##### Data provided
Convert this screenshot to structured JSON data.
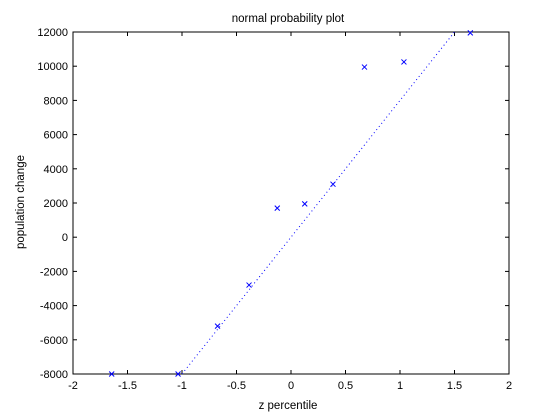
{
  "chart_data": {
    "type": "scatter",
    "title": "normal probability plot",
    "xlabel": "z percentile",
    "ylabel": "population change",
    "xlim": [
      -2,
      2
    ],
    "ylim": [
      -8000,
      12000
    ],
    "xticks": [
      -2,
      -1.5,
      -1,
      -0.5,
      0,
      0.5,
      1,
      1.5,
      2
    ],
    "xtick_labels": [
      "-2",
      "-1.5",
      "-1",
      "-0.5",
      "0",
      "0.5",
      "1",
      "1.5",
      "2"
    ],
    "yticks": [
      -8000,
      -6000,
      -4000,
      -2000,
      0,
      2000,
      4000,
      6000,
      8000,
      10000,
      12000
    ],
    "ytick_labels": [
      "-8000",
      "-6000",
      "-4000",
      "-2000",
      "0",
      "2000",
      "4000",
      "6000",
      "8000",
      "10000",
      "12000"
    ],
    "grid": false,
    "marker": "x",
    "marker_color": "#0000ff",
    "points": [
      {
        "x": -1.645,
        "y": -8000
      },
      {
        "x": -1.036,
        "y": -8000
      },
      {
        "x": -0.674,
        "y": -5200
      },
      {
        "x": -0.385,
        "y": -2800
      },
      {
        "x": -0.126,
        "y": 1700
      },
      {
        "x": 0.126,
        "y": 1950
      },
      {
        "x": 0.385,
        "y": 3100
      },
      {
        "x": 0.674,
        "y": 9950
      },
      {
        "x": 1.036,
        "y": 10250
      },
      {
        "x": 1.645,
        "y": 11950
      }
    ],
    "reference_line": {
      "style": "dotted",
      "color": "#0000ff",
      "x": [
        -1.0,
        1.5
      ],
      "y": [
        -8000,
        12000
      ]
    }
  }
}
##########
##### Data provided
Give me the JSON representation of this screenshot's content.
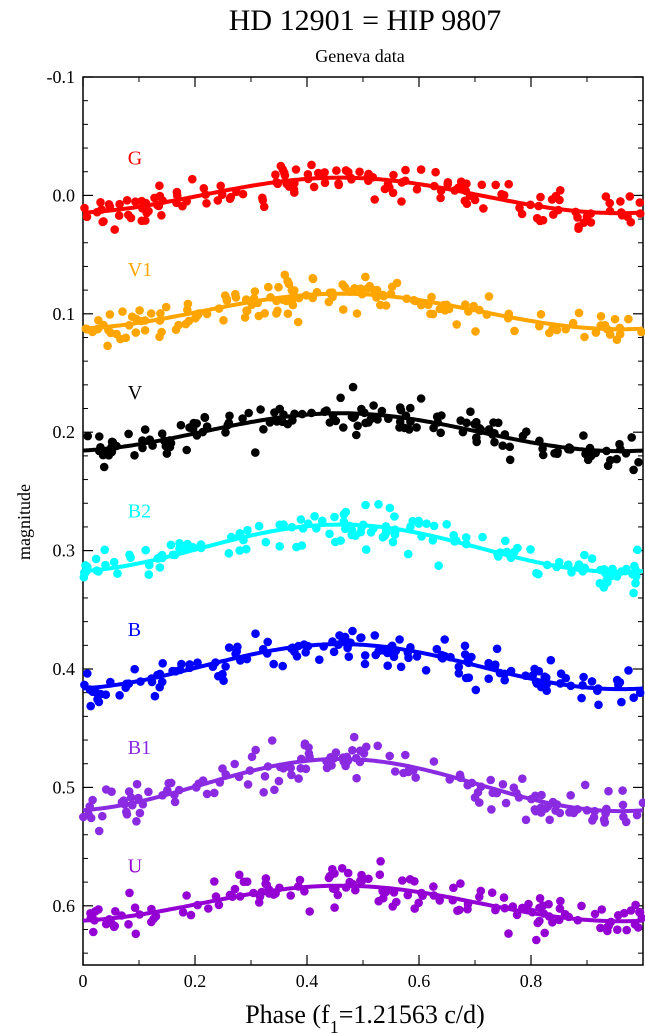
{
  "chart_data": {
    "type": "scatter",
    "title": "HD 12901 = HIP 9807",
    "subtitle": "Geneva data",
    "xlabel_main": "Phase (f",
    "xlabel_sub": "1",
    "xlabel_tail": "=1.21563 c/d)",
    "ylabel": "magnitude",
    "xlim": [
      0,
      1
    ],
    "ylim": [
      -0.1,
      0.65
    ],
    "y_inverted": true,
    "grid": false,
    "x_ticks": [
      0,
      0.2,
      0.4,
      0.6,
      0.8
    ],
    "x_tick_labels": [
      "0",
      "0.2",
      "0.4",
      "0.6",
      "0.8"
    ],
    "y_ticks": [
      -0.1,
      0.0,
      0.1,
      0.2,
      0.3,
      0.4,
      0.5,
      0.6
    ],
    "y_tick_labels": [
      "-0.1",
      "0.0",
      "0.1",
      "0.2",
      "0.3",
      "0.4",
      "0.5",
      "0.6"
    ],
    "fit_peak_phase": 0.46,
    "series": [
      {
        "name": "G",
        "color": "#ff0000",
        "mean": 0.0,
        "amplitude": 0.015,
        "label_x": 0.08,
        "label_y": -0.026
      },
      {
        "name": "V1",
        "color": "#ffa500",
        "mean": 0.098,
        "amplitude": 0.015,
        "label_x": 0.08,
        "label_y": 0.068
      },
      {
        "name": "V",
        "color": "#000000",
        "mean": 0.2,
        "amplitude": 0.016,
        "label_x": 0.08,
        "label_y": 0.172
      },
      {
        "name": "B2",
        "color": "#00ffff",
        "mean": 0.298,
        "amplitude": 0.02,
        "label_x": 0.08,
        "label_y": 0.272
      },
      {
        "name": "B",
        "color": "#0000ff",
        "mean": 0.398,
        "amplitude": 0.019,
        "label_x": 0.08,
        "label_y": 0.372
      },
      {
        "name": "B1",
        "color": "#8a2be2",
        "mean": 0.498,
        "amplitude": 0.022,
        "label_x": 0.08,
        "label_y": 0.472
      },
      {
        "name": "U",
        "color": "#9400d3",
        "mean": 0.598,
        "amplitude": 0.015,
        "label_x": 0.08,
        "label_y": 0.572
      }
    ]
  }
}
##########
- [Task objective]:
List each line holding the string "this".

- [Task solution]:
Convert this screenshot to structured JSON data.
Give me the JSON representation of this screenshot's content.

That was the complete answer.